### Problem requirements
Without including any pictures, write out all the entries exactly.

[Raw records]
** START **

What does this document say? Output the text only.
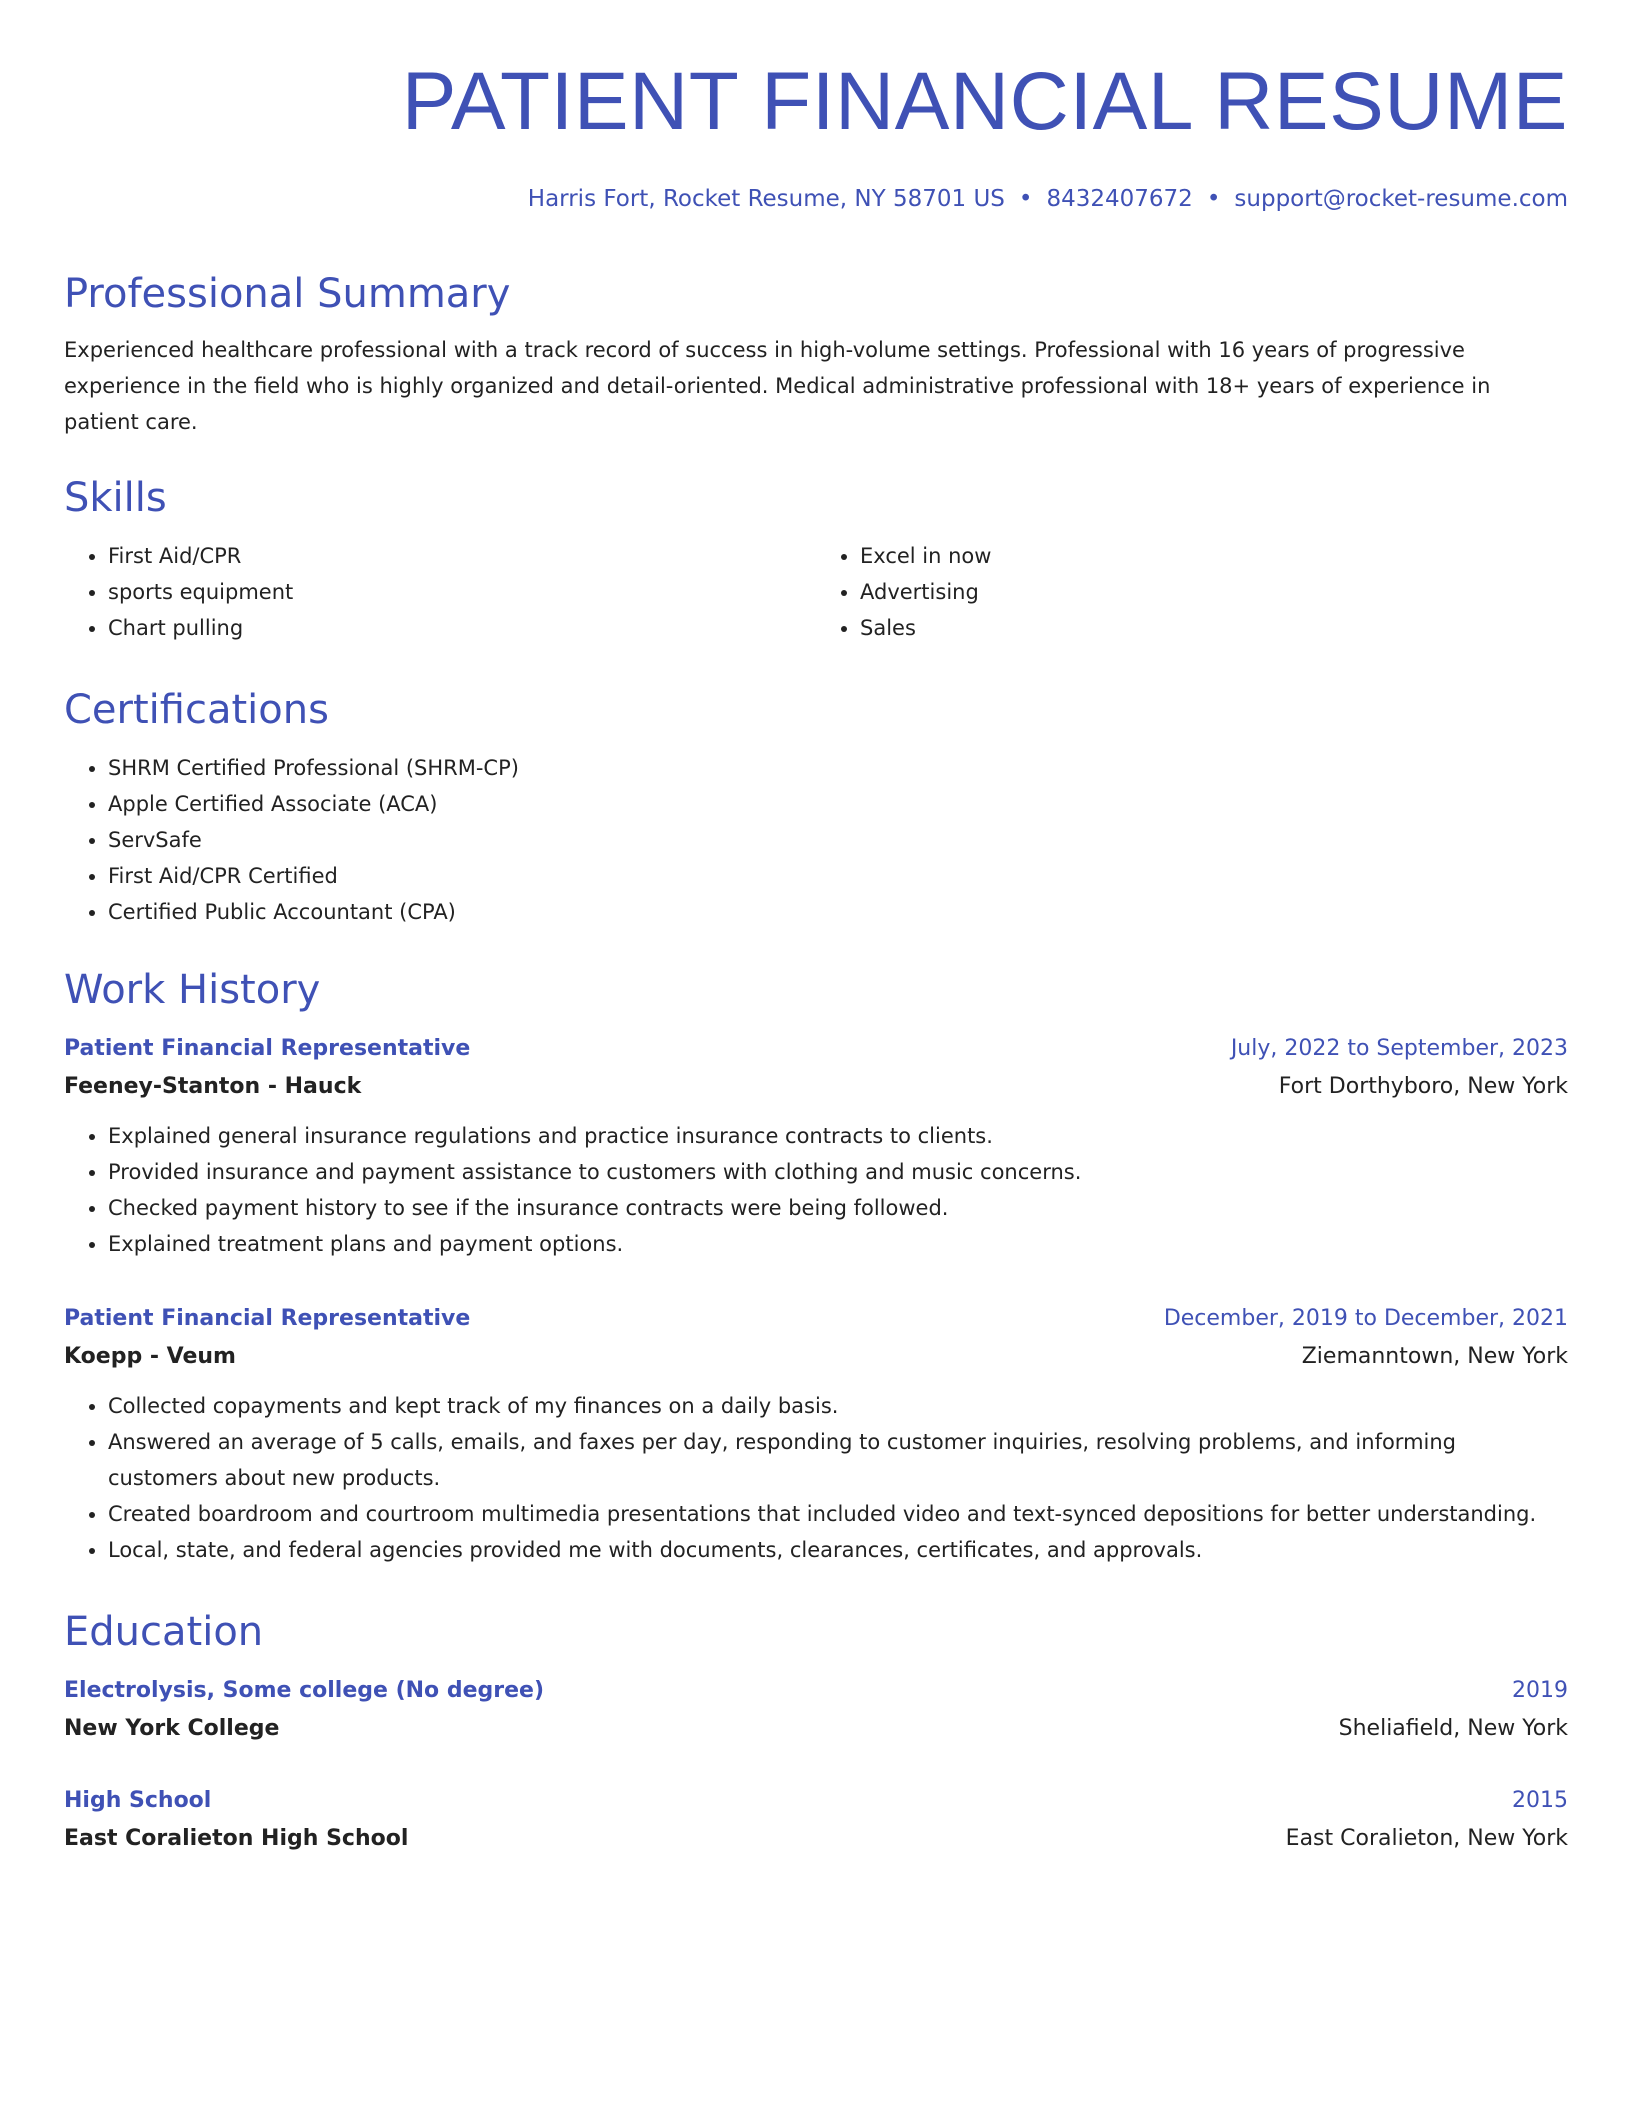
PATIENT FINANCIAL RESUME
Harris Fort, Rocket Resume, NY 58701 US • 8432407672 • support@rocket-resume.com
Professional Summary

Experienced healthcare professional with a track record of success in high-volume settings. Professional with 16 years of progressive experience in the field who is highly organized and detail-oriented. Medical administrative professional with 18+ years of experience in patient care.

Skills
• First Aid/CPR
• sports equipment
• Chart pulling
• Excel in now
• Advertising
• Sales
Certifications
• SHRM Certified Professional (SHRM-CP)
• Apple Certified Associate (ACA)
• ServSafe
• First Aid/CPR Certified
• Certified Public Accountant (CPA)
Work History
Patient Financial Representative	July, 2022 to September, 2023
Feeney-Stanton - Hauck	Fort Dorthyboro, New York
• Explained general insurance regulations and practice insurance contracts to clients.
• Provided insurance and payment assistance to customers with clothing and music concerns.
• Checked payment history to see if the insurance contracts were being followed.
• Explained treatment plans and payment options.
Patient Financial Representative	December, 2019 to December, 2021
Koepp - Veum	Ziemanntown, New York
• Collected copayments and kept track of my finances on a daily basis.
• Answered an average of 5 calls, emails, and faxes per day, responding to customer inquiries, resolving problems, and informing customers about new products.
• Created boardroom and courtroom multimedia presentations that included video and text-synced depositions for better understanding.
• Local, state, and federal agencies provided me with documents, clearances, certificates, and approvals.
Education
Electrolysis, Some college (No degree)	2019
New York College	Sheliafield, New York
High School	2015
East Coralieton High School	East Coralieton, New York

** END **

### Correct answer
What does this document say? Output the text only.
PATIENT FINANCIAL RESUME
Harris Fort, Rocket Resume, NY 58701 US • 8432407672 • support@rocket-resume.com
Professional Summary

Experienced healthcare professional with a track record of success in high-volume settings. Professional with 16 years of progressive experience in the field who is highly organized and detail-oriented. Medical administrative professional with 18+ years of experience in patient care.

Skills
• First Aid/CPR
• sports equipment
• Chart pulling
• Excel in now
• Advertising
• Sales
Certifications
• SHRM Certified Professional (SHRM-CP)
• Apple Certified Associate (ACA)
• ServSafe
• First Aid/CPR Certified
• Certified Public Accountant (CPA)
Work History
Patient Financial Representative	July, 2022 to September, 2023
Feeney-Stanton - Hauck	Fort Dorthyboro, New York
• Explained general insurance regulations and practice insurance contracts to clients.
• Provided insurance and payment assistance to customers with clothing and music concerns.
• Checked payment history to see if the insurance contracts were being followed.
• Explained treatment plans and payment options.
Patient Financial Representative	December, 2019 to December, 2021
Koepp - Veum	Ziemanntown, New York
• Collected copayments and kept track of my finances on a daily basis.
• Answered an average of 5 calls, emails, and faxes per day, responding to customer inquiries, resolving problems, and informing customers about new products.
• Created boardroom and courtroom multimedia presentations that included video and text-synced depositions for better understanding.
• Local, state, and federal agencies provided me with documents, clearances, certificates, and approvals.
Education
Electrolysis, Some college (No degree)	2019
New York College	Sheliafield, New York
High School	2015
East Coralieton High School	East Coralieton, New York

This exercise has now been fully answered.